• Problem to work on
Your task is to output the entries below word for word.

Records excerpted from a collection
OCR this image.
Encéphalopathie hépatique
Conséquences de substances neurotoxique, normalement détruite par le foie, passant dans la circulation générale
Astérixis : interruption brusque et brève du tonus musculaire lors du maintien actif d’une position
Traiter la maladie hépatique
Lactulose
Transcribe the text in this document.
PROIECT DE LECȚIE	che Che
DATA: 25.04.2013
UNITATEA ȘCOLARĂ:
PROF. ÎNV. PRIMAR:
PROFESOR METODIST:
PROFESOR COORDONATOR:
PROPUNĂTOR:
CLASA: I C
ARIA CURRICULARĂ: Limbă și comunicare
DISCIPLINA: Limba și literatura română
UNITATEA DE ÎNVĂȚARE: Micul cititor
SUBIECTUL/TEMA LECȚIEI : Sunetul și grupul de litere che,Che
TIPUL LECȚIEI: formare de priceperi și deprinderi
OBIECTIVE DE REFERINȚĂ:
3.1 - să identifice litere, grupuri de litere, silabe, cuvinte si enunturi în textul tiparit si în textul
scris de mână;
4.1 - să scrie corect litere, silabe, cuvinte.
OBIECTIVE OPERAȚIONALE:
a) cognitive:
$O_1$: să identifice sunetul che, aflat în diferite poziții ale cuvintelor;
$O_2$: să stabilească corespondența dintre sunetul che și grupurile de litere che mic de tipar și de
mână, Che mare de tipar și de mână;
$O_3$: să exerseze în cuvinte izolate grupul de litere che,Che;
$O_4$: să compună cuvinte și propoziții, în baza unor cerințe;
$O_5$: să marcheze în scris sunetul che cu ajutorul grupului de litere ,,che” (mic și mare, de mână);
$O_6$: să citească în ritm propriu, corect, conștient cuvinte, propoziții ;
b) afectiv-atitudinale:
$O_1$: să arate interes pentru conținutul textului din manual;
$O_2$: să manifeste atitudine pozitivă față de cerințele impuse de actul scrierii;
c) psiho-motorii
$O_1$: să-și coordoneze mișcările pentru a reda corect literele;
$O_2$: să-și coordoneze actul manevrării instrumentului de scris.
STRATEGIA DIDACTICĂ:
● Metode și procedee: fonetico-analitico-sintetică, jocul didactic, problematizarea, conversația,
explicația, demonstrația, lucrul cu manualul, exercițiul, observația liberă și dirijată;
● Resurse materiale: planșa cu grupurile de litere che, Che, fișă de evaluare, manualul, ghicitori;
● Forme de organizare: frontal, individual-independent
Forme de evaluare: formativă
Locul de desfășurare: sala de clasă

• Written response
OCR this image.
Encéphalopathie hépatique
Conséquences de substances neurotoxique, normalement détruite par le foie, passant dans la circulation générale
Astérixis : interruption brusque et brève du tonus musculaire lors du maintien actif d’une position
Traiter la maladie hépatique
Lactulose
Transcribe the text in this document.
PROIECT DE LECȚIE	che Che
DATA: 25.04.2013
UNITATEA ȘCOLARĂ:
PROF. ÎNV. PRIMAR:
PROFESOR METODIST:
PROFESOR COORDONATOR:
PROPUNĂTOR:
CLASA: I C
ARIA CURRICULARĂ: Limbă și comunicare
DISCIPLINA: Limba și literatura română
UNITATEA DE ÎNVĂȚARE: Micul cititor
SUBIECTUL/TEMA LECȚIEI : Sunetul și grupul de litere che,Che
TIPUL LECȚIEI: formare de priceperi și deprinderi
OBIECTIVE DE REFERINȚĂ:
3.1 - să identifice litere, grupuri de litere, silabe, cuvinte si enunturi în textul tiparit si în textul
scris de mână;
4.1 - să scrie corect litere, silabe, cuvinte.
OBIECTIVE OPERAȚIONALE:
a) cognitive:
$O_1$: să identifice sunetul che, aflat în diferite poziții ale cuvintelor;
$O_2$: să stabilească corespondența dintre sunetul che și grupurile de litere che mic de tipar și de
mână, Che mare de tipar și de mână;
$O_3$: să exerseze în cuvinte izolate grupul de litere che,Che;
$O_4$: să compună cuvinte și propoziții, în baza unor cerințe;
$O_5$: să marcheze în scris sunetul che cu ajutorul grupului de litere ,,che” (mic și mare, de mână);
$O_6$: să citească în ritm propriu, corect, conștient cuvinte, propoziții ;
b) afectiv-atitudinale:
$O_1$: să arate interes pentru conținutul textului din manual;
$O_2$: să manifeste atitudine pozitivă față de cerințele impuse de actul scrierii;
c) psiho-motorii
$O_1$: să-și coordoneze mișcările pentru a reda corect literele;
$O_2$: să-și coordoneze actul manevrării instrumentului de scris.
STRATEGIA DIDACTICĂ:
● Metode și procedee: fonetico-analitico-sintetică, jocul didactic, problematizarea, conversația,
explicația, demonstrația, lucrul cu manualul, exercițiul, observația liberă și dirijată;
● Resurse materiale: planșa cu grupurile de litere che, Che, fișă de evaluare, manualul, ghicitori;
● Forme de organizare: frontal, individual-independent
Forme de evaluare: formativă
Locul de desfășurare: sala de clasă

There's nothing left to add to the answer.